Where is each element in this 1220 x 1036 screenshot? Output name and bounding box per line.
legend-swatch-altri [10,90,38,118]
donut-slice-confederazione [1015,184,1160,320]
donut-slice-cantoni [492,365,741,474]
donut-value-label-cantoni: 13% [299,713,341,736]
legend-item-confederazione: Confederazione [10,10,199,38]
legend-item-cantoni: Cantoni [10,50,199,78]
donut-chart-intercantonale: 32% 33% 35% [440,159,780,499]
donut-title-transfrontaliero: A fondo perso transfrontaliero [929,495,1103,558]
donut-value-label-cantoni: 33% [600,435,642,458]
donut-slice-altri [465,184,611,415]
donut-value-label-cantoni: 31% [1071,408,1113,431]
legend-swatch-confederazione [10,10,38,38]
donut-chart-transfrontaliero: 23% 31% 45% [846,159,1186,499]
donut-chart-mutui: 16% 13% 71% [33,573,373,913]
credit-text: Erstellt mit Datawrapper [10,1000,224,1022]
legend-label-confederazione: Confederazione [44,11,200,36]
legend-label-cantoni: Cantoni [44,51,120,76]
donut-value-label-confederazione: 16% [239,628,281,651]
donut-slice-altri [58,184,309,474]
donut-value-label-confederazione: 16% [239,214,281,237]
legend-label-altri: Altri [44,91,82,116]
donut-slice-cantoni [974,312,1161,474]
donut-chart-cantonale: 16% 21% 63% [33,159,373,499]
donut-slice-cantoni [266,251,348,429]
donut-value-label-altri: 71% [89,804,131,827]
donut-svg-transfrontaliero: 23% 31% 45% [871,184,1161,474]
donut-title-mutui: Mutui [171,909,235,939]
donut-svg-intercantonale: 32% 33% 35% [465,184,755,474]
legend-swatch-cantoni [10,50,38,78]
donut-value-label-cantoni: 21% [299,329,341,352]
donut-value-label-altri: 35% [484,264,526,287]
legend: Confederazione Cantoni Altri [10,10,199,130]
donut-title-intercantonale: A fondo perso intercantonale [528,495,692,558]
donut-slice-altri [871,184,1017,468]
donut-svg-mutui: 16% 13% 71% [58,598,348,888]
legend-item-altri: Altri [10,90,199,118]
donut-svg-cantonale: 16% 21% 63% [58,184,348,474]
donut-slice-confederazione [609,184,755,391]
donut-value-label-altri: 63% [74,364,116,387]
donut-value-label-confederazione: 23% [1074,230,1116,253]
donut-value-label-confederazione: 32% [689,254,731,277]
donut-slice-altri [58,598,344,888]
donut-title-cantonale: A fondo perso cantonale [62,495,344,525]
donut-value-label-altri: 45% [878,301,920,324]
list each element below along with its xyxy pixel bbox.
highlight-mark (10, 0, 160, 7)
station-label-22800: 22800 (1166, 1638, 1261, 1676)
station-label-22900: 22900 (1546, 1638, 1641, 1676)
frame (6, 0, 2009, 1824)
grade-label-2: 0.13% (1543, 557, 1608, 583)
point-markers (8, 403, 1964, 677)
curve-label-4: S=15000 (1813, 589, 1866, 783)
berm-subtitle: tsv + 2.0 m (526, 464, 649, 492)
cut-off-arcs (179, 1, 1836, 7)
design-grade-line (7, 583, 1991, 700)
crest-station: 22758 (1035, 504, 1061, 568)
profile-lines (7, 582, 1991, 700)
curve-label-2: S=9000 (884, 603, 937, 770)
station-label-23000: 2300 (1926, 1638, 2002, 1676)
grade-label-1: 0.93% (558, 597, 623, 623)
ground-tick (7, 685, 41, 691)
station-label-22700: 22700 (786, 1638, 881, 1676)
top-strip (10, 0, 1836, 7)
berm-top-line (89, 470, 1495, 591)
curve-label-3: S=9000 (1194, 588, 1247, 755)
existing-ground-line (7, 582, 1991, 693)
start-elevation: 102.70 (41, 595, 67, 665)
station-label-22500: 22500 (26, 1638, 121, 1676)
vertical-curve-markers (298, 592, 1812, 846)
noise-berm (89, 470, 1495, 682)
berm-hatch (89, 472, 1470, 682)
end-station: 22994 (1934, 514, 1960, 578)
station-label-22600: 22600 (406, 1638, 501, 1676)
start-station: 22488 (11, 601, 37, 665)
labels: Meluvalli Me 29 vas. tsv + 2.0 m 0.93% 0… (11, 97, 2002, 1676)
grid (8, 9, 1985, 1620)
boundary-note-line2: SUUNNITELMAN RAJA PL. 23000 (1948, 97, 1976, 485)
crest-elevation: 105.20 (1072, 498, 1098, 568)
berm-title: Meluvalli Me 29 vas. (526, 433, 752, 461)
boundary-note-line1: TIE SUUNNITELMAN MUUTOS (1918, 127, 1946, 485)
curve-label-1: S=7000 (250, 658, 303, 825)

----

(REQUIRED TASK):
Give every row above as a Markdown table with two columns, No. and Line. Put the row's number under No. and its full line under Line, and leave out any blank lines.

(SOLUTION BELOW):
| No. | Line |
|---|---|
| 1 | Where is each element in this 1220 x 1036 screenshot? Output name and bounding box per line. |
| 2 | legend-swatch-altri [10,90,38,118] |
| 3 | donut-slice-confederazione [1015,184,1160,320] |
| 4 | donut-slice-cantoni [492,365,741,474] |
| 5 | donut-value-label-cantoni: 13% [299,713,341,736] |
| 6 | legend-item-confederazione: Confederazione [10,10,199,38] |
| 7 | legend-item-cantoni: Cantoni [10,50,199,78] |
| 8 | donut-chart-intercantonale: 32% 33% 35% [440,159,780,499] |
| 9 | donut-title-transfrontaliero: A fondo perso transfrontaliero [929,495,1103,558] |
| 10 | donut-value-label-cantoni: 33% [600,435,642,458] |
| 11 | donut-slice-altri [465,184,611,415] |
| 12 | donut-value-label-cantoni: 31% [1071,408,1113,431] |
| 13 | legend-swatch-confederazione [10,10,38,38] |
| 14 | donut-chart-transfrontaliero: 23% 31% 45% [846,159,1186,499] |
| 15 | donut-chart-mutui: 16% 13% 71% [33,573,373,913] |
| 16 | credit-text: Erstellt mit Datawrapper [10,1000,224,1022] |
| 17 | legend-label-confederazione: Confederazione [44,11,200,36] |
| 18 | legend-label-cantoni: Cantoni [44,51,120,76] |
| 19 | donut-value-label-confederazione: 16% [239,628,281,651] |
| 20 | donut-slice-altri [58,184,309,474] |
| 21 | donut-value-label-confederazione: 16% [239,214,281,237] |
| 22 | legend-label-altri: Altri [44,91,82,116] |
| 23 | donut-slice-cantoni [974,312,1161,474] |
| 24 | donut-chart-cantonale: 16% 21% 63% [33,159,373,499] |
| 25 | donut-slice-cantoni [266,251,348,429] |
| 26 | donut-value-label-altri: 71% [89,804,131,827] |
| 27 | donut-svg-transfrontaliero: 23% 31% 45% [871,184,1161,474] |
| 28 | donut-title-mutui: Mutui [171,909,235,939] |
| 29 | donut-svg-intercantonale: 32% 33% 35% [465,184,755,474] |
| 30 | legend-swatch-cantoni [10,50,38,78] |
| 31 | donut-value-label-cantoni: 21% [299,329,341,352] |
| 32 | donut-value-label-altri: 35% [484,264,526,287] |
| 33 | legend: Confederazione Cantoni Altri [10,10,199,130] |
| 34 | donut-title-intercantonale: A fondo perso intercantonale [528,495,692,558] |
| 35 | donut-slice-altri [871,184,1017,468] |
| 36 | donut-svg-mutui: 16% 13% 71% [58,598,348,888] |
| 37 | legend-item-altri: Altri [10,90,199,118] |
| 38 | donut-svg-cantonale: 16% 21% 63% [58,184,348,474] |
| 39 | donut-slice-confederazione [609,184,755,391] |
| 40 | donut-value-label-altri: 63% [74,364,116,387] |
| 41 | donut-value-label-confederazione: 23% [1074,230,1116,253] |
| 42 | donut-value-label-confederazione: 32% [689,254,731,277] |
| 43 | donut-slice-altri [58,598,344,888] |
| 44 | donut-title-cantonale: A fondo perso cantonale [62,495,344,525] |
| 45 | donut-value-label-altri: 45% [878,301,920,324] |
| 46 | list each element below along with its xyxy pixel bbox. |
| 47 | highlight-mark (10, 0, 160, 7) |
| 48 | station-label-22800: 22800 (1166, 1638, 1261, 1676) |
| 49 | station-label-22900: 22900 (1546, 1638, 1641, 1676) |
| 50 | frame (6, 0, 2009, 1824) |
| 51 | grade-label-2: 0.13% (1543, 557, 1608, 583) |
| 52 | point-markers (8, 403, 1964, 677) |
| 53 | curve-label-4: S=15000 (1813, 589, 1866, 783) |
| 54 | berm-subtitle: tsv + 2.0 m (526, 464, 649, 492) |
| 55 | cut-off-arcs (179, 1, 1836, 7) |
| 56 | design-grade-line (7, 583, 1991, 700) |
| 57 | crest-station: 22758 (1035, 504, 1061, 568) |
| 58 | profile-lines (7, 582, 1991, 700) |
| 59 | curve-label-2: S=9000 (884, 603, 937, 770) |
| 60 | station-label-23000: 2300 (1926, 1638, 2002, 1676) |
| 61 | grade-label-1: 0.93% (558, 597, 623, 623) |
| 62 | ground-tick (7, 685, 41, 691) |
| 63 | station-label-22700: 22700 (786, 1638, 881, 1676) |
| 64 | top-strip (10, 0, 1836, 7) |
| 65 | berm-top-line (89, 470, 1495, 591) |
| 66 | curve-label-3: S=9000 (1194, 588, 1247, 755) |
| 67 | existing-ground-line (7, 582, 1991, 693) |
| 68 | start-elevation: 102.70 (41, 595, 67, 665) |
| 69 | station-label-22500: 22500 (26, 1638, 121, 1676) |
| 70 | vertical-curve-markers (298, 592, 1812, 846) |
| 71 | noise-berm (89, 470, 1495, 682) |
| 72 | berm-hatch (89, 472, 1470, 682) |
| 73 | end-station: 22994 (1934, 514, 1960, 578) |
| 74 | station-label-22600: 22600 (406, 1638, 501, 1676) |
| 75 | start-station: 22488 (11, 601, 37, 665) |
| 76 | labels: Meluvalli Me 29 vas. tsv + 2.0 m 0.93% 0… (11, 97, 2002, 1676) |
| 77 | grid (8, 9, 1985, 1620) |
| 78 | boundary-note-line2: SUUNNITELMAN RAJA PL. 23000 (1948, 97, 1976, 485) |
| 79 | crest-elevation: 105.20 (1072, 498, 1098, 568) |
| 80 | berm-title: Meluvalli Me 29 vas. (526, 433, 752, 461) |
| 81 | boundary-note-line1: TIE SUUNNITELMAN MUUTOS (1918, 127, 1946, 485) |
| 82 | curve-label-1: S=7000 (250, 658, 303, 825) |